#### DATA ENTRIES ####

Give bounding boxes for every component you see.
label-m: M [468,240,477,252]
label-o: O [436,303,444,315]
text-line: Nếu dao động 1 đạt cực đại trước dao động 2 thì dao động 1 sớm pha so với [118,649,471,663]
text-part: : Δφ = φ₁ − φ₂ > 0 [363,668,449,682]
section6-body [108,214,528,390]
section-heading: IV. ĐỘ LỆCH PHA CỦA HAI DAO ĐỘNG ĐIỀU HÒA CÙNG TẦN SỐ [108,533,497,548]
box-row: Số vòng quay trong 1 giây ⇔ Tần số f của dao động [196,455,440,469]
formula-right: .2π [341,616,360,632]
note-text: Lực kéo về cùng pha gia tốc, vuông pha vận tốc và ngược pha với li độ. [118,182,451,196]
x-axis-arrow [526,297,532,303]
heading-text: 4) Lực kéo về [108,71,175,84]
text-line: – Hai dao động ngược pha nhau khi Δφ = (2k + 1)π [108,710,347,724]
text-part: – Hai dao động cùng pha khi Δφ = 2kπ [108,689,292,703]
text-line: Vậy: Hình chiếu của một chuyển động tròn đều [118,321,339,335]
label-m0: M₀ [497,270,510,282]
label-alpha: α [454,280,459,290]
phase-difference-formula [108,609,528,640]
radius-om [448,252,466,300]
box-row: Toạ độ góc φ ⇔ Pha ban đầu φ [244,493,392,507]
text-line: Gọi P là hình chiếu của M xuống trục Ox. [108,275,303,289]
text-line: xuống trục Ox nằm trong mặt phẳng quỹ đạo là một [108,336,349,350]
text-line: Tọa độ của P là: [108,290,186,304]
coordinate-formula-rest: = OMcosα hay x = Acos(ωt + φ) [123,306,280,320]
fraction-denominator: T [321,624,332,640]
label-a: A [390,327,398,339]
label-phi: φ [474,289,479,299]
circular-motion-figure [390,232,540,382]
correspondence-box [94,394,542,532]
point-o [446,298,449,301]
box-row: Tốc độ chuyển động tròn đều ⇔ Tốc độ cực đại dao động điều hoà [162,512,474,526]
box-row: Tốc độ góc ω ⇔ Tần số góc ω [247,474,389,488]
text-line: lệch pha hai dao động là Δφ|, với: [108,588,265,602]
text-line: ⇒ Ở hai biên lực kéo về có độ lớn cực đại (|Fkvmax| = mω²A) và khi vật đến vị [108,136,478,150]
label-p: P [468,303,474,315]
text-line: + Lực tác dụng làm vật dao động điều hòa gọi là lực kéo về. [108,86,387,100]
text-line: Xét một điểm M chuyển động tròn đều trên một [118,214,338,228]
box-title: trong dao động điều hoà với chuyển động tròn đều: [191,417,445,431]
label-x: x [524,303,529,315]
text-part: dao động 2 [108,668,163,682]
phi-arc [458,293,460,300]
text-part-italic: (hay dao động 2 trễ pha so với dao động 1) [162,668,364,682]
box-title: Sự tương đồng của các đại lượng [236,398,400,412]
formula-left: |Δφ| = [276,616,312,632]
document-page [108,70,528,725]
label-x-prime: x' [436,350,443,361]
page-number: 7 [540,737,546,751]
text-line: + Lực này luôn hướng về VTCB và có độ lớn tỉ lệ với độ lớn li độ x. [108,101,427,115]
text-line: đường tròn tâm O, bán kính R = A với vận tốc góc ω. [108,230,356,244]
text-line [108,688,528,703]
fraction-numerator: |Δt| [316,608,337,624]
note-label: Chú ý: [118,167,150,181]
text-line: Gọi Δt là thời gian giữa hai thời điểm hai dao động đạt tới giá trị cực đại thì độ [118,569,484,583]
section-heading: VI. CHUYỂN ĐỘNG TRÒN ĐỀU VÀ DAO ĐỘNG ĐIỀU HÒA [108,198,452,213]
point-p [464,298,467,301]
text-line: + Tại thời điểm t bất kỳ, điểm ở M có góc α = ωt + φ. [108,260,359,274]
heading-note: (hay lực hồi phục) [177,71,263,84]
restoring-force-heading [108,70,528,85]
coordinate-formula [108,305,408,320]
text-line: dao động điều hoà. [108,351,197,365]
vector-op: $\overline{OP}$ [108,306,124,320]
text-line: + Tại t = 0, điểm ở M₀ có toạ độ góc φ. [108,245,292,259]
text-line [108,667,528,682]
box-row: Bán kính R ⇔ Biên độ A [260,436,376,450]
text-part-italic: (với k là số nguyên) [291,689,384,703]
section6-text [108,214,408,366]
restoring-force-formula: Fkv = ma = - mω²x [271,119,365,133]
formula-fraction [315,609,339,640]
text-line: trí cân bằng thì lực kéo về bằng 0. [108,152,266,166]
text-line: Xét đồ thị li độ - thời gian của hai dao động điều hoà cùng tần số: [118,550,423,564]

####

### TO DO
Format the records from the start through the line containing "section6-body [108,214,528,390]", inclusive, as a Markdown table with a No. column for the row number and a Line column for the line. Leave out blank lines.

### TASK ANSWER
| No. | Line |
|---|---|
| 1 | Give bounding boxes for every component you see. |
| 2 | label-m: M [468,240,477,252] |
| 3 | label-o: O [436,303,444,315] |
| 4 | text-line: Nếu dao động 1 đạt cực đại trước dao động 2 thì dao động 1 sớm pha so với [118,649,471,663] |
| 5 | text-part: : Δφ = φ₁ − φ₂ > 0 [363,668,449,682] |
| 6 | section6-body [108,214,528,390] |